**DESCRIPTION OF THE TASK:** Take the records underneath and set them down exactly.

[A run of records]
----

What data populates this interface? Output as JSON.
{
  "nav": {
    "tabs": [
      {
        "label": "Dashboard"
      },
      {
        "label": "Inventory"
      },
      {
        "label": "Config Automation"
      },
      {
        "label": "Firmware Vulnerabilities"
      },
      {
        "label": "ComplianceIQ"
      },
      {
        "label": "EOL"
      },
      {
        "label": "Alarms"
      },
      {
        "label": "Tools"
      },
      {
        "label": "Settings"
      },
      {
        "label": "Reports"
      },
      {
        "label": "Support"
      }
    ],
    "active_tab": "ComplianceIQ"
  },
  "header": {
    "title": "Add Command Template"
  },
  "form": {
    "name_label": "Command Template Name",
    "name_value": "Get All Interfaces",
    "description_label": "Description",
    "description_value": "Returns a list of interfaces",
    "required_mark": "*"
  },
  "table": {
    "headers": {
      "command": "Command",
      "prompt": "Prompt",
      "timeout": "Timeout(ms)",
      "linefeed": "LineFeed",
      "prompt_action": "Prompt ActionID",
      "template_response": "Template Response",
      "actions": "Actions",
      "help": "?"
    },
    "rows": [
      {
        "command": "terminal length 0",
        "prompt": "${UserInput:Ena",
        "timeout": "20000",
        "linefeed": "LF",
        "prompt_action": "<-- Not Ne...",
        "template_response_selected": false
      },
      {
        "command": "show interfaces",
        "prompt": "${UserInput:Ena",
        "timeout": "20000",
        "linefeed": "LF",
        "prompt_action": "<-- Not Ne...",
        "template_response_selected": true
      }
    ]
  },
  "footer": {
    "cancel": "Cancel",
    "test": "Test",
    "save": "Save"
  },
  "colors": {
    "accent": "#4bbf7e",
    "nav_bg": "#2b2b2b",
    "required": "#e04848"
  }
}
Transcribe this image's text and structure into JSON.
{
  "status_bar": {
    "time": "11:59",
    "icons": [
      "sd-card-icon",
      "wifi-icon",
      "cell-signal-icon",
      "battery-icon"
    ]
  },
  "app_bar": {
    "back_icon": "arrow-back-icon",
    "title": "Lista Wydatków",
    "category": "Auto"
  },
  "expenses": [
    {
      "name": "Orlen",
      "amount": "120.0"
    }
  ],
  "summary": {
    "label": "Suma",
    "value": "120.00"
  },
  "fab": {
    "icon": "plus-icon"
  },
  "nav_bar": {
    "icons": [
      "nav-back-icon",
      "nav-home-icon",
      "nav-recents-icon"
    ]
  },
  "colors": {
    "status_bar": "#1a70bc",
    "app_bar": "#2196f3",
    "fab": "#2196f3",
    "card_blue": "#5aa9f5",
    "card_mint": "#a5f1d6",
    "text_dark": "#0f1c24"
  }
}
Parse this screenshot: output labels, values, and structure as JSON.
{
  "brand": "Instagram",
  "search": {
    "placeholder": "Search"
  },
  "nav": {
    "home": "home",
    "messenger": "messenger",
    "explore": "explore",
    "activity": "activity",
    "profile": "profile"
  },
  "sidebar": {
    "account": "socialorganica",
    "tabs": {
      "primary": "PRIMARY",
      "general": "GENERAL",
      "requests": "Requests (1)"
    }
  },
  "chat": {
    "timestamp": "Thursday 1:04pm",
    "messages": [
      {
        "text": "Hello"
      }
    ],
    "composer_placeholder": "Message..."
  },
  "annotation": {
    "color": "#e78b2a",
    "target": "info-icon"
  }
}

----

**WRITTEN ANSWER:**
What data populates this interface? Output as JSON.
{
  "nav": {
    "tabs": [
      {
        "label": "Dashboard"
      },
      {
        "label": "Inventory"
      },
      {
        "label": "Config Automation"
      },
      {
        "label": "Firmware Vulnerabilities"
      },
      {
        "label": "ComplianceIQ"
      },
      {
        "label": "EOL"
      },
      {
        "label": "Alarms"
      },
      {
        "label": "Tools"
      },
      {
        "label": "Settings"
      },
      {
        "label": "Reports"
      },
      {
        "label": "Support"
      }
    ],
    "active_tab": "ComplianceIQ"
  },
  "header": {
    "title": "Add Command Template"
  },
  "form": {
    "name_label": "Command Template Name",
    "name_value": "Get All Interfaces",
    "description_label": "Description",
    "description_value": "Returns a list of interfaces",
    "required_mark": "*"
  },
  "table": {
    "headers": {
      "command": "Command",
      "prompt": "Prompt",
      "timeout": "Timeout(ms)",
      "linefeed": "LineFeed",
      "prompt_action": "Prompt ActionID",
      "template_response": "Template Response",
      "actions": "Actions",
      "help": "?"
    },
    "rows": [
      {
        "command": "terminal length 0",
        "prompt": "${UserInput:Ena",
        "timeout": "20000",
        "linefeed": "LF",
        "prompt_action": "<-- Not Ne...",
        "template_response_selected": false
      },
      {
        "command": "show interfaces",
        "prompt": "${UserInput:Ena",
        "timeout": "20000",
        "linefeed": "LF",
        "prompt_action": "<-- Not Ne...",
        "template_response_selected": true
      }
    ]
  },
  "footer": {
    "cancel": "Cancel",
    "test": "Test",
    "save": "Save"
  },
  "colors": {
    "accent": "#4bbf7e",
    "nav_bg": "#2b2b2b",
    "required": "#e04848"
  }
}
Transcribe this image's text and structure into JSON.
{
  "status_bar": {
    "time": "11:59",
    "icons": [
      "sd-card-icon",
      "wifi-icon",
      "cell-signal-icon",
      "battery-icon"
    ]
  },
  "app_bar": {
    "back_icon": "arrow-back-icon",
    "title": "Lista Wydatków",
    "category": "Auto"
  },
  "expenses": [
    {
      "name": "Orlen",
      "amount": "120.0"
    }
  ],
  "summary": {
    "label": "Suma",
    "value": "120.00"
  },
  "fab": {
    "icon": "plus-icon"
  },
  "nav_bar": {
    "icons": [
      "nav-back-icon",
      "nav-home-icon",
      "nav-recents-icon"
    ]
  },
  "colors": {
    "status_bar": "#1a70bc",
    "app_bar": "#2196f3",
    "fab": "#2196f3",
    "card_blue": "#5aa9f5",
    "card_mint": "#a5f1d6",
    "text_dark": "#0f1c24"
  }
}
Parse this screenshot: output labels, values, and structure as JSON.
{
  "brand": "Instagram",
  "search": {
    "placeholder": "Search"
  },
  "nav": {
    "home": "home",
    "messenger": "messenger",
    "explore": "explore",
    "activity": "activity",
    "profile": "profile"
  },
  "sidebar": {
    "account": "socialorganica",
    "tabs": {
      "primary": "PRIMARY",
      "general": "GENERAL",
      "requests": "Requests (1)"
    }
  },
  "chat": {
    "timestamp": "Thursday 1:04pm",
    "messages": [
      {
        "text": "Hello"
      }
    ],
    "composer_placeholder": "Message..."
  },
  "annotation": {
    "color": "#e78b2a",
    "target": "info-icon"
  }
}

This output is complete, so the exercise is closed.